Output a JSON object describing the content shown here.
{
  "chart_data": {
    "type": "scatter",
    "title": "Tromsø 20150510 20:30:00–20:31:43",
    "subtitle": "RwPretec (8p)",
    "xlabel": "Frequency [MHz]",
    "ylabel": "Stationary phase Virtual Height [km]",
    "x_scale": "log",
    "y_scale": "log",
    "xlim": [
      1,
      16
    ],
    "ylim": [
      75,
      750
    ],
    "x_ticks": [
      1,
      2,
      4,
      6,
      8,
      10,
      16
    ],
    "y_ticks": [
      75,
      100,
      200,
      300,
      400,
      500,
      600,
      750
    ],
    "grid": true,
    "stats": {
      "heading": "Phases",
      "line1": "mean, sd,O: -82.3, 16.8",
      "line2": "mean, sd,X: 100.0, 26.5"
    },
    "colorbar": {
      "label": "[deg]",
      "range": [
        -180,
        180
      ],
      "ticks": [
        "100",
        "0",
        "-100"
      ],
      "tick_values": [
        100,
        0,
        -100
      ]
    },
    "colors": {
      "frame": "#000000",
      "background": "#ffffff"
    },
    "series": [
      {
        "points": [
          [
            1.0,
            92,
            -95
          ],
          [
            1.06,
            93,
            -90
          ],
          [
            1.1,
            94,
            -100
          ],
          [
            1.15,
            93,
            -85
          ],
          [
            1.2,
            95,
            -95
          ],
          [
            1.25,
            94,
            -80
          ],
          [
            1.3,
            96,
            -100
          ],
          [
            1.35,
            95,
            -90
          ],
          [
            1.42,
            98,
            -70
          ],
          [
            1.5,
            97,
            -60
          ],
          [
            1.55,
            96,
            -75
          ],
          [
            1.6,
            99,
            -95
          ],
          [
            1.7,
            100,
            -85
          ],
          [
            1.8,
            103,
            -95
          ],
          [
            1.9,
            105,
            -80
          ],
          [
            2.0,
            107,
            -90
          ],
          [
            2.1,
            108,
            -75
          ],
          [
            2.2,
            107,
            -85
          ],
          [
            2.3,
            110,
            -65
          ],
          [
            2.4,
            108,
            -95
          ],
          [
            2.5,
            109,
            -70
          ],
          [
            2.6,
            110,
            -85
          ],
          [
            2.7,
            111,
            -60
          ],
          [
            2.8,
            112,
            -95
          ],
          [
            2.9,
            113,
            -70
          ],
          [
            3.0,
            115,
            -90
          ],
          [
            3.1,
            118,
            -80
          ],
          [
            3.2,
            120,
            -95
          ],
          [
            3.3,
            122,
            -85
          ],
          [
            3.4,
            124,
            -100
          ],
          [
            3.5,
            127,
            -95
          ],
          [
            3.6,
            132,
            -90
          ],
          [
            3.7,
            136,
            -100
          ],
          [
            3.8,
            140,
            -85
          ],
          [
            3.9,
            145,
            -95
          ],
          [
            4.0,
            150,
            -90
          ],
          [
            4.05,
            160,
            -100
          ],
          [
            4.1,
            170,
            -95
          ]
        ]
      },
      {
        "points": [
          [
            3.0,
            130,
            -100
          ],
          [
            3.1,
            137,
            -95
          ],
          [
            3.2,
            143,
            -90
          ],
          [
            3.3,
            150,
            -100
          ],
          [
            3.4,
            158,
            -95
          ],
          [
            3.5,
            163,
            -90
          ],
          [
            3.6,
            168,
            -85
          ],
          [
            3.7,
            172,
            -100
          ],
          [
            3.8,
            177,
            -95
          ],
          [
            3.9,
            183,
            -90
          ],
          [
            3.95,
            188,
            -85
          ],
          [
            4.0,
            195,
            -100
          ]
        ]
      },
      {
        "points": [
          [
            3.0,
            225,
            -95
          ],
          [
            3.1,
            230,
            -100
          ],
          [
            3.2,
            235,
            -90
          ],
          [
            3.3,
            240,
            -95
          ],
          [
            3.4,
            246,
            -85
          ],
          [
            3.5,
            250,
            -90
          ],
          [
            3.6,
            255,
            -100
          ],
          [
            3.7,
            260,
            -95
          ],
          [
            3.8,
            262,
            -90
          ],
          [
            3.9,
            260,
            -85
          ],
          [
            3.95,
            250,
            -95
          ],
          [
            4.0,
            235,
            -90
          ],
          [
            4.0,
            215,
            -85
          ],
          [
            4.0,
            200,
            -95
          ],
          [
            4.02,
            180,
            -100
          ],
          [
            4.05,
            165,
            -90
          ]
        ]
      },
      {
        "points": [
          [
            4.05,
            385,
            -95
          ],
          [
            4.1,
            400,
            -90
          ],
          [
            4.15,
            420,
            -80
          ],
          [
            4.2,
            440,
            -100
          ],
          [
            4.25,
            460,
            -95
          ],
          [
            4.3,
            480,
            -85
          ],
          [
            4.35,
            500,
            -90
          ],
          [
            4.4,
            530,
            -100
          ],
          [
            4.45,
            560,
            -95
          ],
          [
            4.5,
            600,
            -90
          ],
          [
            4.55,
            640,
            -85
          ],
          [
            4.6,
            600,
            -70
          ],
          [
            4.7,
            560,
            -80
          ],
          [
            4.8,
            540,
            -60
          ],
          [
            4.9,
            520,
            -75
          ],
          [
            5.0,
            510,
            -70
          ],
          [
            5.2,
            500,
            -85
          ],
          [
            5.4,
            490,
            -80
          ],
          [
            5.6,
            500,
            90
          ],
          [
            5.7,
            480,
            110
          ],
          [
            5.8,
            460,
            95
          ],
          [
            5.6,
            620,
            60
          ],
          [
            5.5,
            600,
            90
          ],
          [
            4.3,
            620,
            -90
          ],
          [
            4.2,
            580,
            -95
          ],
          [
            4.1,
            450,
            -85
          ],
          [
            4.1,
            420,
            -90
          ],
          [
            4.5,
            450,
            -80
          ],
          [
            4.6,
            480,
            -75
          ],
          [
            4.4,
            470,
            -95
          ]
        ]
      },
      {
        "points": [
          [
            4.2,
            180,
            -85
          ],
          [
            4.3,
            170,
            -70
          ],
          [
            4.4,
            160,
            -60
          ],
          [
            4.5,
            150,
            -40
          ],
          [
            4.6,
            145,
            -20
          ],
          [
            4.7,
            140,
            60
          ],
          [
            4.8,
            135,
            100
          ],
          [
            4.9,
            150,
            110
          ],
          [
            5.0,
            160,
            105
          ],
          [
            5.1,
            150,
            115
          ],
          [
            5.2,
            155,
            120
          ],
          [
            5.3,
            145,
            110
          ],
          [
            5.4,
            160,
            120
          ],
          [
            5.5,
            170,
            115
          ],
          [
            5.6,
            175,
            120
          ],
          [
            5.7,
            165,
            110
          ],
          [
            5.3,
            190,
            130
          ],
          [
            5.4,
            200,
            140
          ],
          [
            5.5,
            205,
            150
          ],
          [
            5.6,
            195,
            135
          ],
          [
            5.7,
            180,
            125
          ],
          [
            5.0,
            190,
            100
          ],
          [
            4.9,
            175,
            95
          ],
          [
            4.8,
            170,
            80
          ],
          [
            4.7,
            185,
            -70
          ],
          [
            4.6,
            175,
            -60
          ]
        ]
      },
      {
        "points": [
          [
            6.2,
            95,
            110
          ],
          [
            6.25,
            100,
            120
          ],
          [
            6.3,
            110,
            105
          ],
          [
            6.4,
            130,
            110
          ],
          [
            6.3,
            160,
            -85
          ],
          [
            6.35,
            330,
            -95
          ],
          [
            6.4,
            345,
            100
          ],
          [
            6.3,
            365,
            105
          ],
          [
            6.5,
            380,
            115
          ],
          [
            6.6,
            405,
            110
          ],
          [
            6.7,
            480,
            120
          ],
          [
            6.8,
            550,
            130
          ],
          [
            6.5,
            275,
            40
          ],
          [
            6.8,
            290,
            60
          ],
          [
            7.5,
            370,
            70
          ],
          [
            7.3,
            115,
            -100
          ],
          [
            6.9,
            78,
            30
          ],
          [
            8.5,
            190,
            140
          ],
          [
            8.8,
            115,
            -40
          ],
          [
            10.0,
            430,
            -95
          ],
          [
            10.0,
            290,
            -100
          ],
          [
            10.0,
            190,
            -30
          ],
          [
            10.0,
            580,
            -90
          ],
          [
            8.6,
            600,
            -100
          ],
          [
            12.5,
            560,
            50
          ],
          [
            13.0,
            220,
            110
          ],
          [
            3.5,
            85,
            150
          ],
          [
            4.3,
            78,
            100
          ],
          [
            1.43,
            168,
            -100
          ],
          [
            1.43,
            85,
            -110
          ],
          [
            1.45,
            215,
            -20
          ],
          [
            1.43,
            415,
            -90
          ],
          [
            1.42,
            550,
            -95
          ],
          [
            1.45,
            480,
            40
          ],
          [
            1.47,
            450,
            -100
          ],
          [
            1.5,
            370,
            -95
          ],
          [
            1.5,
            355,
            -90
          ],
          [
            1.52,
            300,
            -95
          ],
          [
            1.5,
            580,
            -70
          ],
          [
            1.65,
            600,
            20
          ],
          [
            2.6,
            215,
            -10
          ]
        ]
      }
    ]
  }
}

## [Exercise]
Say how many lines of the material contain the word "mean", with no other text.

## [Result for this task]
2